— Aim —
All of the records below must be output exactly, with no pictures carried over.

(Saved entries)

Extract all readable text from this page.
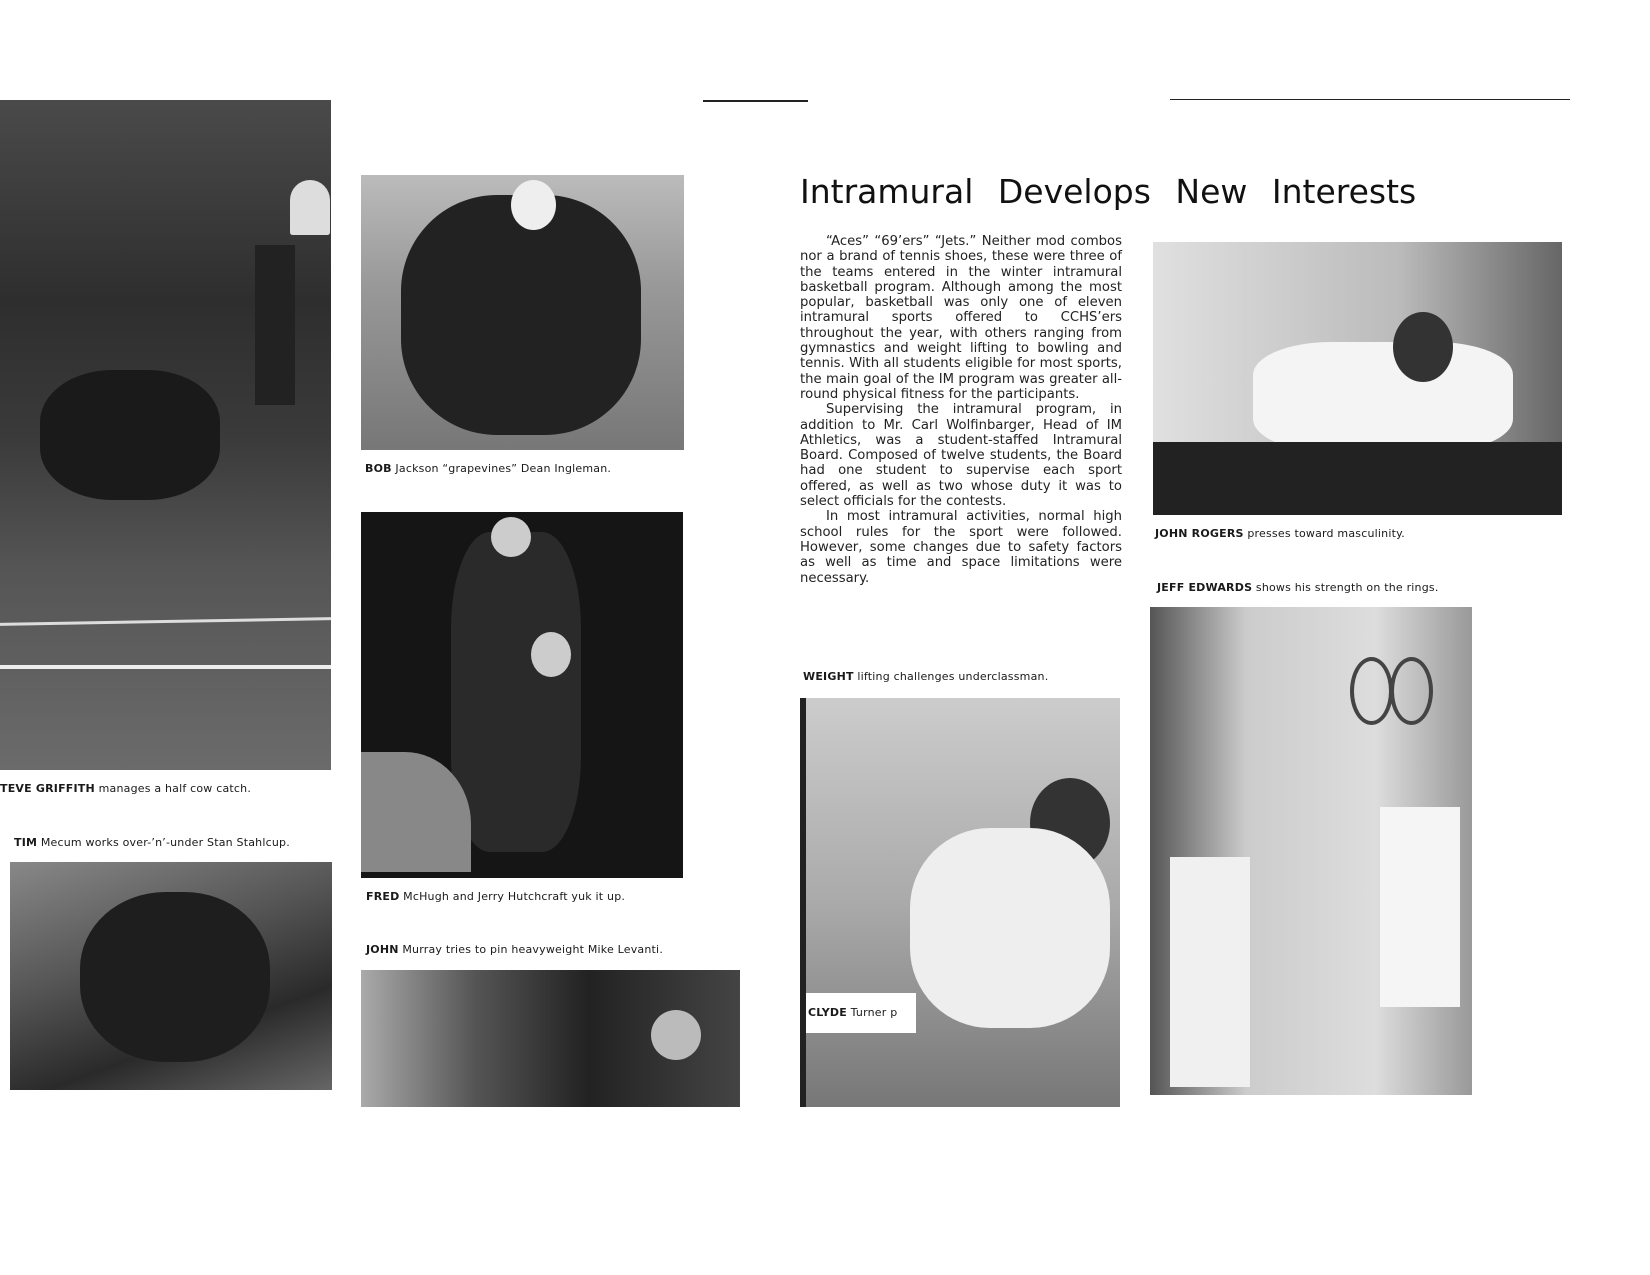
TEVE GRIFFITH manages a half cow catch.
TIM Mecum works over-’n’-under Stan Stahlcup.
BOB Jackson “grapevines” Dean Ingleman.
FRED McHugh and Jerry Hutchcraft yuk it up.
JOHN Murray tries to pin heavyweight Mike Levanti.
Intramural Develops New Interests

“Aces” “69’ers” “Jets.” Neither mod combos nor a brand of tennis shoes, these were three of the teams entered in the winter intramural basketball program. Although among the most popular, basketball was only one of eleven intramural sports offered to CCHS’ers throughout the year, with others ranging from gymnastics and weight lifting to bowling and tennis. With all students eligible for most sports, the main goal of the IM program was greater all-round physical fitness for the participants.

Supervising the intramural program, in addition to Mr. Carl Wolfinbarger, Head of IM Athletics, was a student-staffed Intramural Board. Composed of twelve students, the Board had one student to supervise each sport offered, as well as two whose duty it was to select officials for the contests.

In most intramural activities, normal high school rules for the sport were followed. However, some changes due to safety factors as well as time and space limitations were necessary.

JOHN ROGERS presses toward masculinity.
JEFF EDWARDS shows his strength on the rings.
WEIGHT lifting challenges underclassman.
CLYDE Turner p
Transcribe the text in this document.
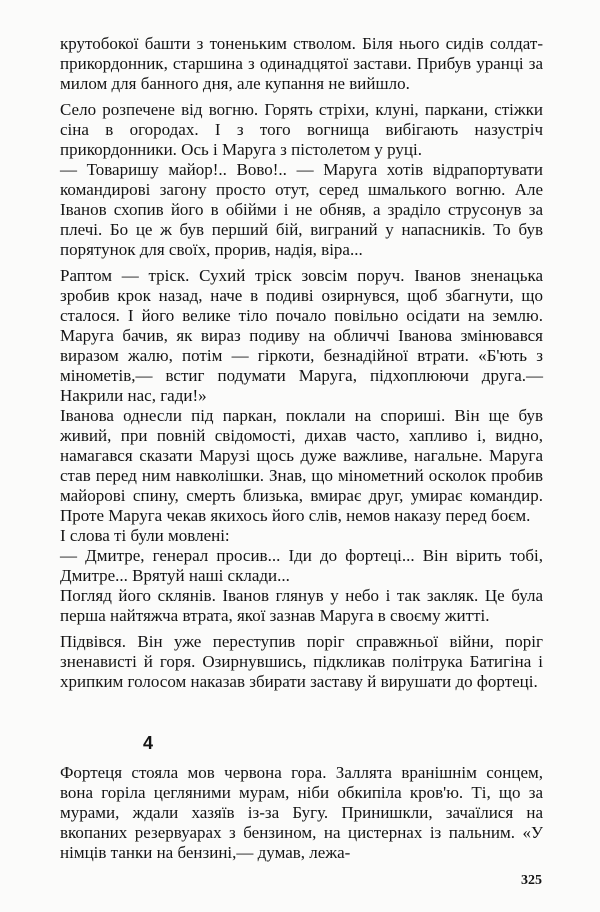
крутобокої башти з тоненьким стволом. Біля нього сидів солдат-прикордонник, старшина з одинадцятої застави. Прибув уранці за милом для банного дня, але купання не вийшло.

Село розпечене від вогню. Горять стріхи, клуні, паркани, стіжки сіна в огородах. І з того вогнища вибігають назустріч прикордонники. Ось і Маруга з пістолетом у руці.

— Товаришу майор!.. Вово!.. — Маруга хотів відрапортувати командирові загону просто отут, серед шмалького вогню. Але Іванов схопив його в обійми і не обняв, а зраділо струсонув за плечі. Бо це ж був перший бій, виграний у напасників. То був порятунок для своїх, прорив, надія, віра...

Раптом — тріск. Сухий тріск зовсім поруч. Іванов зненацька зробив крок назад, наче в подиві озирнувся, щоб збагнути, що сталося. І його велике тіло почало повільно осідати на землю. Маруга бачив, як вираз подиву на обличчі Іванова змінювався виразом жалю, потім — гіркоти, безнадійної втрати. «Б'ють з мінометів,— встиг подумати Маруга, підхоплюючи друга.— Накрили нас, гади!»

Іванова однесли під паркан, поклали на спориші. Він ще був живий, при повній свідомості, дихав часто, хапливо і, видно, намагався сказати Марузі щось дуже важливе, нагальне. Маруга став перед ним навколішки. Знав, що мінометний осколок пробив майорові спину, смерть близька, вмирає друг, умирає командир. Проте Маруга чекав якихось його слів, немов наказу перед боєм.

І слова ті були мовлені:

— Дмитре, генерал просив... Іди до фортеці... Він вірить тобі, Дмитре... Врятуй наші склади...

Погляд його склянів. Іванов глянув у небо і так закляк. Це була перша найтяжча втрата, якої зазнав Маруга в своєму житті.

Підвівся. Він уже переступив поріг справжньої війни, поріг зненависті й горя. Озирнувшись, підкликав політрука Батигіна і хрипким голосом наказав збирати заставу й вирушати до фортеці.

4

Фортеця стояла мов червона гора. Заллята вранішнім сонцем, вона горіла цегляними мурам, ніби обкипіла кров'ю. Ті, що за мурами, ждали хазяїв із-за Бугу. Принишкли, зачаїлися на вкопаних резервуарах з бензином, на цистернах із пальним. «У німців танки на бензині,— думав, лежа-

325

— Right answer —
Extract all readable text from this page.
TEVE GRIFFITH manages a half cow catch.
TIM Mecum works over-’n’-under Stan Stahlcup.
BOB Jackson “grapevines” Dean Ingleman.
FRED McHugh and Jerry Hutchcraft yuk it up.
JOHN Murray tries to pin heavyweight Mike Levanti.
Intramural Develops New Interests

“Aces” “69’ers” “Jets.” Neither mod combos nor a brand of tennis shoes, these were three of the teams entered in the winter intramural basketball program. Although among the most popular, basketball was only one of eleven intramural sports offered to CCHS’ers throughout the year, with others ranging from gymnastics and weight lifting to bowling and tennis. With all students eligible for most sports, the main goal of the IM program was greater all-round physical fitness for the participants.

Supervising the intramural program, in addition to Mr. Carl Wolfinbarger, Head of IM Athletics, was a student-staffed Intramural Board. Composed of twelve students, the Board had one student to supervise each sport offered, as well as two whose duty it was to select officials for the contests.

In most intramural activities, normal high school rules for the sport were followed. However, some changes due to safety factors as well as time and space limitations were necessary.

JOHN ROGERS presses toward masculinity.
JEFF EDWARDS shows his strength on the rings.
WEIGHT lifting challenges underclassman.
CLYDE Turner p
Transcribe the text in this document.
крутобокої башти з тоненьким стволом. Біля нього сидів солдат-прикордонник, старшина з одинадцятої застави. Прибув уранці за милом для банного дня, але купання не вийшло.

Село розпечене від вогню. Горять стріхи, клуні, паркани, стіжки сіна в огородах. І з того вогнища вибігають назустріч прикордонники. Ось і Маруга з пістолетом у руці.

— Товаришу майор!.. Вово!.. — Маруга хотів відрапортувати командирові загону просто отут, серед шмалького вогню. Але Іванов схопив його в обійми і не обняв, а зраділо струсонув за плечі. Бо це ж був перший бій, виграний у напасників. То був порятунок для своїх, прорив, надія, віра...

Раптом — тріск. Сухий тріск зовсім поруч. Іванов зненацька зробив крок назад, наче в подиві озирнувся, щоб збагнути, що сталося. І його велике тіло почало повільно осідати на землю. Маруга бачив, як вираз подиву на обличчі Іванова змінювався виразом жалю, потім — гіркоти, безнадійної втрати. «Б'ють з мінометів,— встиг подумати Маруга, підхоплюючи друга.— Накрили нас, гади!»

Іванова однесли під паркан, поклали на спориші. Він ще був живий, при повній свідомості, дихав часто, хапливо і, видно, намагався сказати Марузі щось дуже важливе, нагальне. Маруга став перед ним навколішки. Знав, що мінометний осколок пробив майорові спину, смерть близька, вмирає друг, умирає командир. Проте Маруга чекав якихось його слів, немов наказу перед боєм.

І слова ті були мовлені:

— Дмитре, генерал просив... Іди до фортеці... Він вірить тобі, Дмитре... Врятуй наші склади...

Погляд його склянів. Іванов глянув у небо і так закляк. Це була перша найтяжча втрата, якої зазнав Маруга в своєму житті.

Підвівся. Він уже переступив поріг справжньої війни, поріг зненависті й горя. Озирнувшись, підкликав політрука Батигіна і хрипким голосом наказав збирати заставу й вирушати до фортеці.

4

Фортеця стояла мов червона гора. Заллята вранішнім сонцем, вона горіла цегляними мурам, ніби обкипіла кров'ю. Ті, що за мурами, ждали хазяїв із-за Бугу. Принишкли, зачаїлися на вкопаних резервуарах з бензином, на цистернах із пальним. «У німців танки на бензині,— думав, лежа-

325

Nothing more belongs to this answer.